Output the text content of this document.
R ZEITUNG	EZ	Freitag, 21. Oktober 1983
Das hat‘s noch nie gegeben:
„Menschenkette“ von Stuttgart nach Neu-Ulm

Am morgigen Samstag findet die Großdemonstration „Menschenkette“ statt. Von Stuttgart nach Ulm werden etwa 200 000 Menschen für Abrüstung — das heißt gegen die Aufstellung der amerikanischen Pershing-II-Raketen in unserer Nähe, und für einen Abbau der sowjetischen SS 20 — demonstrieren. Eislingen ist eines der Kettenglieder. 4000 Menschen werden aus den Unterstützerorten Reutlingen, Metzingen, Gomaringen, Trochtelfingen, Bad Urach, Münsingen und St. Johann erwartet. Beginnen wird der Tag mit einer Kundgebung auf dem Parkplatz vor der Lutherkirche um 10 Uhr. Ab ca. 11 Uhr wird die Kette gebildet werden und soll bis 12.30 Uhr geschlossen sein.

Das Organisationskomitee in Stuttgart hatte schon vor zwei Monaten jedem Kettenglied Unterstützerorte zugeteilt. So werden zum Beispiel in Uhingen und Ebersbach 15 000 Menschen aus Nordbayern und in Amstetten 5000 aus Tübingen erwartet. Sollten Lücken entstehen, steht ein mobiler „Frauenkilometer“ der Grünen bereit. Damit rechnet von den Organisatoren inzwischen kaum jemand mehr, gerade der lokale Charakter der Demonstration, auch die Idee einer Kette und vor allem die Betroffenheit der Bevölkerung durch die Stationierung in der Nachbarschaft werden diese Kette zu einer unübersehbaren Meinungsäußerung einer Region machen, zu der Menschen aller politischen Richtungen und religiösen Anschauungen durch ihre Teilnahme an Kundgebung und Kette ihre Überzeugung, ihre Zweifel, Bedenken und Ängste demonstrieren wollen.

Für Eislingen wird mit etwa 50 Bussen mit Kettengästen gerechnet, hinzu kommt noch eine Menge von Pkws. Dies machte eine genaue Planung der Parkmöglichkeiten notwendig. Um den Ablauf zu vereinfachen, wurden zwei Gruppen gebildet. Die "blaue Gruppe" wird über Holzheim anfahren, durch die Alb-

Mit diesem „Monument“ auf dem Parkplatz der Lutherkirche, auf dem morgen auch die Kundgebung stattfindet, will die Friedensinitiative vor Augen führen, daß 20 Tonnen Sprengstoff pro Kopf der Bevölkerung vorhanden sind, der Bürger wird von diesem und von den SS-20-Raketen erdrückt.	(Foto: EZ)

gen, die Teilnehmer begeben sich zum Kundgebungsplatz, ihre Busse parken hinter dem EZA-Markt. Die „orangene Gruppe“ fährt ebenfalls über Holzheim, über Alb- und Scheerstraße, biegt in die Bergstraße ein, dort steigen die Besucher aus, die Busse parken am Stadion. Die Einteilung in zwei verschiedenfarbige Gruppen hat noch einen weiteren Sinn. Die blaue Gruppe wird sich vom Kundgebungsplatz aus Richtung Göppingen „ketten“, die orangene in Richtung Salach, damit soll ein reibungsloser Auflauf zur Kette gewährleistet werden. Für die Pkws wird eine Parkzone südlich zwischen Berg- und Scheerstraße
---
Exercise prompt:
Reproduce the material in full, with no word added or dropped.

Worked solution:
Output the text content of this document.
R ZEITUNG	EZ	Freitag, 21. Oktober 1983
Das hat‘s noch nie gegeben:
„Menschenkette“ von Stuttgart nach Neu-Ulm

Am morgigen Samstag findet die Großdemonstration „Menschenkette“ statt. Von Stuttgart nach Ulm werden etwa 200 000 Menschen für Abrüstung — das heißt gegen die Aufstellung der amerikanischen Pershing-II-Raketen in unserer Nähe, und für einen Abbau der sowjetischen SS 20 — demonstrieren. Eislingen ist eines der Kettenglieder. 4000 Menschen werden aus den Unterstützerorten Reutlingen, Metzingen, Gomaringen, Trochtelfingen, Bad Urach, Münsingen und St. Johann erwartet. Beginnen wird der Tag mit einer Kundgebung auf dem Parkplatz vor der Lutherkirche um 10 Uhr. Ab ca. 11 Uhr wird die Kette gebildet werden und soll bis 12.30 Uhr geschlossen sein.

Das Organisationskomitee in Stuttgart hatte schon vor zwei Monaten jedem Kettenglied Unterstützerorte zugeteilt. So werden zum Beispiel in Uhingen und Ebersbach 15 000 Menschen aus Nordbayern und in Amstetten 5000 aus Tübingen erwartet. Sollten Lücken entstehen, steht ein mobiler „Frauenkilometer“ der Grünen bereit. Damit rechnet von den Organisatoren inzwischen kaum jemand mehr, gerade der lokale Charakter der Demonstration, auch die Idee einer Kette und vor allem die Betroffenheit der Bevölkerung durch die Stationierung in der Nachbarschaft werden diese Kette zu einer unübersehbaren Meinungsäußerung einer Region machen, zu der Menschen aller politischen Richtungen und religiösen Anschauungen durch ihre Teilnahme an Kundgebung und Kette ihre Überzeugung, ihre Zweifel, Bedenken und Ängste demonstrieren wollen.

Für Eislingen wird mit etwa 50 Bussen mit Kettengästen gerechnet, hinzu kommt noch eine Menge von Pkws. Dies machte eine genaue Planung der Parkmöglichkeiten notwendig. Um den Ablauf zu vereinfachen, wurden zwei Gruppen gebildet. Die "blaue Gruppe" wird über Holzheim anfahren, durch die Alb-

Mit diesem „Monument“ auf dem Parkplatz der Lutherkirche, auf dem morgen auch die Kundgebung stattfindet, will die Friedensinitiative vor Augen führen, daß 20 Tonnen Sprengstoff pro Kopf der Bevölkerung vorhanden sind, der Bürger wird von diesem und von den SS-20-Raketen erdrückt.	(Foto: EZ)

gen, die Teilnehmer begeben sich zum Kundgebungsplatz, ihre Busse parken hinter dem EZA-Markt. Die „orangene Gruppe“ fährt ebenfalls über Holzheim, über Alb- und Scheerstraße, biegt in die Bergstraße ein, dort steigen die Besucher aus, die Busse parken am Stadion. Die Einteilung in zwei verschiedenfarbige Gruppen hat noch einen weiteren Sinn. Die blaue Gruppe wird sich vom Kundgebungsplatz aus Richtung Göppingen „ketten“, die orangene in Richtung Salach, damit soll ein reibungsloser Auflauf zur Kette gewährleistet werden. Für die Pkws wird eine Parkzone südlich zwischen Berg- und Scheerstraße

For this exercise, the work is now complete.